**Work required**
Show only lines that include "this".

**Information provided**
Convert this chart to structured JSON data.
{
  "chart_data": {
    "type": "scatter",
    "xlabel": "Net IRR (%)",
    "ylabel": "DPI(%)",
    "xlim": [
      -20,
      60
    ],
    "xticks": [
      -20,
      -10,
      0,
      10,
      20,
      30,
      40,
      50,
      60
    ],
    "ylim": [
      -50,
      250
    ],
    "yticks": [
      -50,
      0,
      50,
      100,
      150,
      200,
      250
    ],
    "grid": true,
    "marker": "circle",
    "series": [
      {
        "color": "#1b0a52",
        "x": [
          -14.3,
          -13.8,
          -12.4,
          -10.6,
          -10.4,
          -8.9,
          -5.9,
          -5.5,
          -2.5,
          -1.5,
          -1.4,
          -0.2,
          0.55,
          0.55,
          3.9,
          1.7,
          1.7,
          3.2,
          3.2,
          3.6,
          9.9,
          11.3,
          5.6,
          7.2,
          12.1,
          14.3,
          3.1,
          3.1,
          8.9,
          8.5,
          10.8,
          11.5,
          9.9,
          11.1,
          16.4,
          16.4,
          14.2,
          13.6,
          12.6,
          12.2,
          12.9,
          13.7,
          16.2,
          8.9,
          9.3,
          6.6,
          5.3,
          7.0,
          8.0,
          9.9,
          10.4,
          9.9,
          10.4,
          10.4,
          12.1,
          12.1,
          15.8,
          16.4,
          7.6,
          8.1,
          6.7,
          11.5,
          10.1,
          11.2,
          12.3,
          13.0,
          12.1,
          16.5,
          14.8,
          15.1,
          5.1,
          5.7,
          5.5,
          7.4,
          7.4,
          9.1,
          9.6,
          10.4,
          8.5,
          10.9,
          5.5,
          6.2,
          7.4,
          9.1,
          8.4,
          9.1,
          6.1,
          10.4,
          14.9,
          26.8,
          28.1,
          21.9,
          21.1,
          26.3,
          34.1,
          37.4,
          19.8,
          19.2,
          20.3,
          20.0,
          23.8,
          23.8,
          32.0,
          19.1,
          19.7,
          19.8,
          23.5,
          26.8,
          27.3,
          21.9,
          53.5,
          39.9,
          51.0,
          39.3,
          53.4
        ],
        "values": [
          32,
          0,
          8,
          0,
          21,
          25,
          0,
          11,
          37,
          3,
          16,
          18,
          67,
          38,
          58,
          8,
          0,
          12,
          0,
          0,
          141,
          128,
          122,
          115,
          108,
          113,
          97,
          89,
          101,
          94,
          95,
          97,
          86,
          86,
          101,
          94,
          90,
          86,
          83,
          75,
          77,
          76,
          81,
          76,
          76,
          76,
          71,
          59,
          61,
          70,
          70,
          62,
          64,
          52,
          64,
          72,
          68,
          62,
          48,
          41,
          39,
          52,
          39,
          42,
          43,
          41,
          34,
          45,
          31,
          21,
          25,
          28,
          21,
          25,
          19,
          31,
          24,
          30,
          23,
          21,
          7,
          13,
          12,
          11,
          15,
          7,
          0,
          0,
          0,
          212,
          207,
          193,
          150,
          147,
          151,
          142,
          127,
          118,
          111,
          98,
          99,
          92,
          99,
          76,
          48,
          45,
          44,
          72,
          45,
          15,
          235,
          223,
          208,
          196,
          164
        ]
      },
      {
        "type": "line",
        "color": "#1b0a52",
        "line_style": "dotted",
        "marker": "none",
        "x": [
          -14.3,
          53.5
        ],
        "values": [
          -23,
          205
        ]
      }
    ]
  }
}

...

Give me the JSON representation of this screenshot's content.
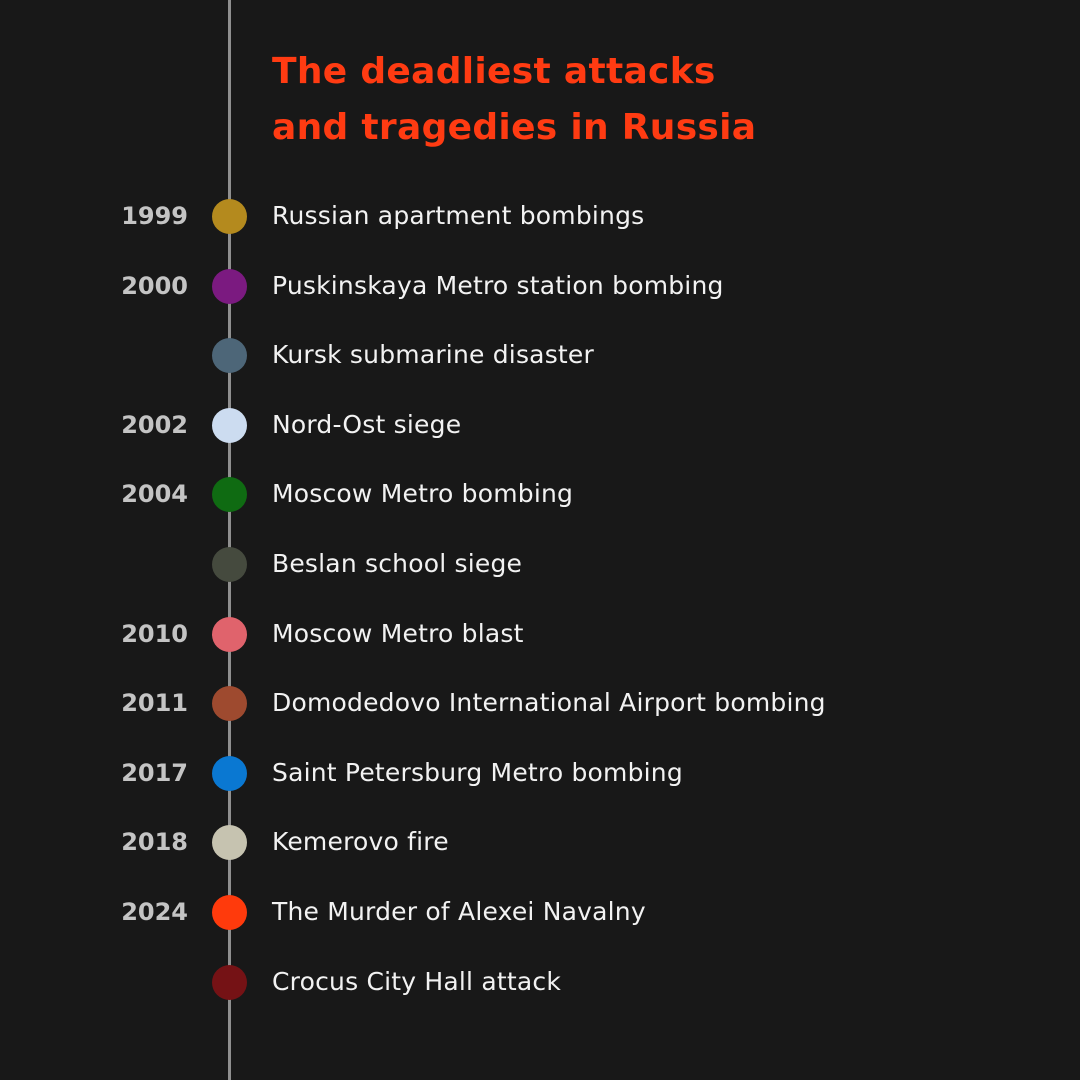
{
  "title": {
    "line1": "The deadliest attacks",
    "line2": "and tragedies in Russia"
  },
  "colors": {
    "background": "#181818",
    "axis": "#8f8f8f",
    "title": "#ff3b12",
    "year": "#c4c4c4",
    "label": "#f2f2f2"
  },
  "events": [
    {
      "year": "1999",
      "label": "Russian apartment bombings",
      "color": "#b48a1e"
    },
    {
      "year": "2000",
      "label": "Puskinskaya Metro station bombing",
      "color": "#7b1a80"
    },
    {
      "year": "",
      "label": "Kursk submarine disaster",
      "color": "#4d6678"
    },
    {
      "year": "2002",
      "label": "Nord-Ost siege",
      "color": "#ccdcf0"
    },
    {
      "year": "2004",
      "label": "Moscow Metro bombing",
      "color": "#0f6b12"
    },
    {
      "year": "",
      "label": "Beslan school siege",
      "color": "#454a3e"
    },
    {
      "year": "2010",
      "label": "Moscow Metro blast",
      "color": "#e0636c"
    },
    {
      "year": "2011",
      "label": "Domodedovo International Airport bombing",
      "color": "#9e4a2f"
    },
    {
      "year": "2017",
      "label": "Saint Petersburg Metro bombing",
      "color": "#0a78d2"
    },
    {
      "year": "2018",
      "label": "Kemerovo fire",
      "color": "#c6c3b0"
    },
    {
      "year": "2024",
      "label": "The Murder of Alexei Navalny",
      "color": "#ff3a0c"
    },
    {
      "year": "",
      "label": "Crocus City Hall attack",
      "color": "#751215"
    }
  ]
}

**Exercise output**
Convert this chart to structured JSON data.
Give me the JSON representation of this screenshot's content.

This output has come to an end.